> JOB
Make a verbatim copy of the entries below; pictures stay out.

> SUPPLIED INFORMATION
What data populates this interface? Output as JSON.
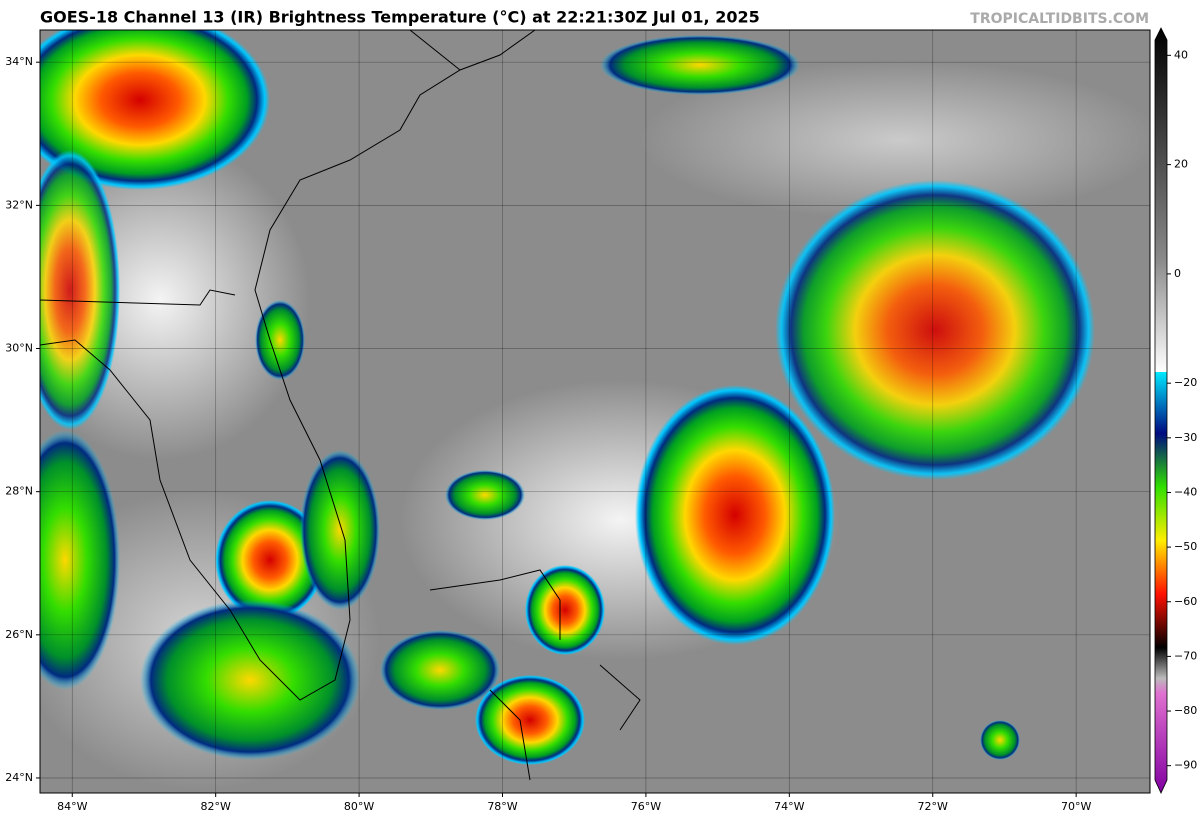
{
  "title": "GOES-18 Channel 13 (IR) Brightness Temperature (°C) at 22:21:30Z Jul 01, 2025",
  "watermark": "TROPICALTIDBITS.COM",
  "map": {
    "lon_range": [
      -84.45,
      -68.97
    ],
    "lat_range": [
      23.79,
      34.45
    ],
    "lat_ticks": [
      {
        "value": 24,
        "label": "24°N"
      },
      {
        "value": 26,
        "label": "26°N"
      },
      {
        "value": 28,
        "label": "28°N"
      },
      {
        "value": 30,
        "label": "30°N"
      },
      {
        "value": 32,
        "label": "32°N"
      },
      {
        "value": 34,
        "label": "34°N"
      }
    ],
    "lon_ticks": [
      {
        "value": -84,
        "label": "84°W"
      },
      {
        "value": -82,
        "label": "82°W"
      },
      {
        "value": -80,
        "label": "80°W"
      },
      {
        "value": -78,
        "label": "78°W"
      },
      {
        "value": -76,
        "label": "76°W"
      },
      {
        "value": -74,
        "label": "74°W"
      },
      {
        "value": -72,
        "label": "72°W"
      },
      {
        "value": -70,
        "label": "70°W"
      }
    ]
  },
  "colorbar": {
    "range": [
      -95,
      45
    ],
    "ticks": [
      40,
      20,
      0,
      {
        "value": -20,
        "label": "−20"
      },
      {
        "value": -30,
        "label": "−30"
      },
      {
        "value": -40,
        "label": "−40"
      },
      {
        "value": -50,
        "label": "−50"
      },
      {
        "value": -60,
        "label": "−60"
      },
      {
        "value": -70,
        "label": "−70"
      },
      {
        "value": -80,
        "label": "−80"
      },
      {
        "value": -90,
        "label": "−90"
      }
    ]
  }
}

> RIGHT ANSWER
What data populates this interface? Output as JSON.
{
  "title": "GOES-18 Channel 13 (IR) Brightness Temperature (°C) at 22:21:30Z Jul 01, 2025",
  "watermark": "TROPICALTIDBITS.COM",
  "map": {
    "lon_range": [
      -84.45,
      -68.97
    ],
    "lat_range": [
      23.79,
      34.45
    ],
    "lat_ticks": [
      {
        "value": 24,
        "label": "24°N"
      },
      {
        "value": 26,
        "label": "26°N"
      },
      {
        "value": 28,
        "label": "28°N"
      },
      {
        "value": 30,
        "label": "30°N"
      },
      {
        "value": 32,
        "label": "32°N"
      },
      {
        "value": 34,
        "label": "34°N"
      }
    ],
    "lon_ticks": [
      {
        "value": -84,
        "label": "84°W"
      },
      {
        "value": -82,
        "label": "82°W"
      },
      {
        "value": -80,
        "label": "80°W"
      },
      {
        "value": -78,
        "label": "78°W"
      },
      {
        "value": -76,
        "label": "76°W"
      },
      {
        "value": -74,
        "label": "74°W"
      },
      {
        "value": -72,
        "label": "72°W"
      },
      {
        "value": -70,
        "label": "70°W"
      }
    ]
  },
  "colorbar": {
    "range": [
      -95,
      45
    ],
    "ticks": [
      40,
      20,
      0,
      {
        "value": -20,
        "label": "−20"
      },
      {
        "value": -30,
        "label": "−30"
      },
      {
        "value": -40,
        "label": "−40"
      },
      {
        "value": -50,
        "label": "−50"
      },
      {
        "value": -60,
        "label": "−60"
      },
      {
        "value": -70,
        "label": "−70"
      },
      {
        "value": -80,
        "label": "−80"
      },
      {
        "value": -90,
        "label": "−90"
      }
    ]
  }
}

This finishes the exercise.